Instructions for the task: Copy each line of the entries beneath that contains the word "name".

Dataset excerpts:

########

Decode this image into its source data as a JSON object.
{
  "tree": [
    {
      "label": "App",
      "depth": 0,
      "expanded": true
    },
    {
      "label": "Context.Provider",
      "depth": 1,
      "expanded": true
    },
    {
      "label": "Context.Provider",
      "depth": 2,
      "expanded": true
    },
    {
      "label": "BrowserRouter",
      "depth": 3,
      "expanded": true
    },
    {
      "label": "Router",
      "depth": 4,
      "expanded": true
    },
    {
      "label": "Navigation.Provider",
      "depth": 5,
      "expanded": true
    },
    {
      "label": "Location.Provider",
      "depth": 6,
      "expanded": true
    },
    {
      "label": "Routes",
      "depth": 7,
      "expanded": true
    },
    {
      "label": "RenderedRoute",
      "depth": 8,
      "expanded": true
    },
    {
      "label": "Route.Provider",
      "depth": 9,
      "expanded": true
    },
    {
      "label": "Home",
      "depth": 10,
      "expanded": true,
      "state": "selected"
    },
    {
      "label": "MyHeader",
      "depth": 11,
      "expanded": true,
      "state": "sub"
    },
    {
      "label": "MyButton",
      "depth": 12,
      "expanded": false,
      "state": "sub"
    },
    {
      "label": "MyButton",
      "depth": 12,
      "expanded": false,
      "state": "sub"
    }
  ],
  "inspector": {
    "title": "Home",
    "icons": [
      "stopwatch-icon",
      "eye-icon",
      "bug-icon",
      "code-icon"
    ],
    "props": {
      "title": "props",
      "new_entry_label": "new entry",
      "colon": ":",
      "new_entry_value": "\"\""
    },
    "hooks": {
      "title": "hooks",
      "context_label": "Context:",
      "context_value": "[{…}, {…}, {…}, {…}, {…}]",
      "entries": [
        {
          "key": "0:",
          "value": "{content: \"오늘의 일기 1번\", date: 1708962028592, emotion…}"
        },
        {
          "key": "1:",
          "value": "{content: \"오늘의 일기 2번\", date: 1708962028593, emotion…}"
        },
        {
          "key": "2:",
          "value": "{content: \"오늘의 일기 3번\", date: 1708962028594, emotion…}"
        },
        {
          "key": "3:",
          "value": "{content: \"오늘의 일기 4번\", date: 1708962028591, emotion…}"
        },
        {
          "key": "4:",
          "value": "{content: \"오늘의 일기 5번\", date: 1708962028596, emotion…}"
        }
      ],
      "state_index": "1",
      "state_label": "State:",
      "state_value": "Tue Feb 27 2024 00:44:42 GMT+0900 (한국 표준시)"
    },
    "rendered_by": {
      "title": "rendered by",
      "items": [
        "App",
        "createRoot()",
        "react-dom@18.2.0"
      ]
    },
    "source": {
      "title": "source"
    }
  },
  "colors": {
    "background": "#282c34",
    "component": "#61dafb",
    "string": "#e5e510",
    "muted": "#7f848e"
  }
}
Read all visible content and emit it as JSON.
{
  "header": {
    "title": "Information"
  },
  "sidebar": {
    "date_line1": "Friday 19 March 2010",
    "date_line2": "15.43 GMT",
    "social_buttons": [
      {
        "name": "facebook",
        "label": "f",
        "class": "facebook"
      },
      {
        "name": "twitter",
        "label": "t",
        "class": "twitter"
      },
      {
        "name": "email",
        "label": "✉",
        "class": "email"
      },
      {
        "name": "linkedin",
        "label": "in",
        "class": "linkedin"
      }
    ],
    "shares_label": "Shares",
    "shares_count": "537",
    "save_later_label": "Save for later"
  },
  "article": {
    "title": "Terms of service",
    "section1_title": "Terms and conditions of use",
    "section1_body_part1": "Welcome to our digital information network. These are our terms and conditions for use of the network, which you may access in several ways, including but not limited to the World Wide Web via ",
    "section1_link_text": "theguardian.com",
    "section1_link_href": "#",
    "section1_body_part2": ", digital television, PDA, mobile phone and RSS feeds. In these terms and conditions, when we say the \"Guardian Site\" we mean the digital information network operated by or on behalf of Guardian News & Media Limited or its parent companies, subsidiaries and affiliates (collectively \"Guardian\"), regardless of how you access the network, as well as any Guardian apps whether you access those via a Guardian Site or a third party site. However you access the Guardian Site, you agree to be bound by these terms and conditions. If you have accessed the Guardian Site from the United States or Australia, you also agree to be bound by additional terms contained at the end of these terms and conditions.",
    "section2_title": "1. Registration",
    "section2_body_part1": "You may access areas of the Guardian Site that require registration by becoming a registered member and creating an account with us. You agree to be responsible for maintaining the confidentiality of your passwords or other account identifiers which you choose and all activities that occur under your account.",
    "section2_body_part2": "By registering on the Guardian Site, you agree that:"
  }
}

########

Exercise response:
        "name": "facebook",
        "name": "twitter",
        "name": "email",
        "name": "linkedin",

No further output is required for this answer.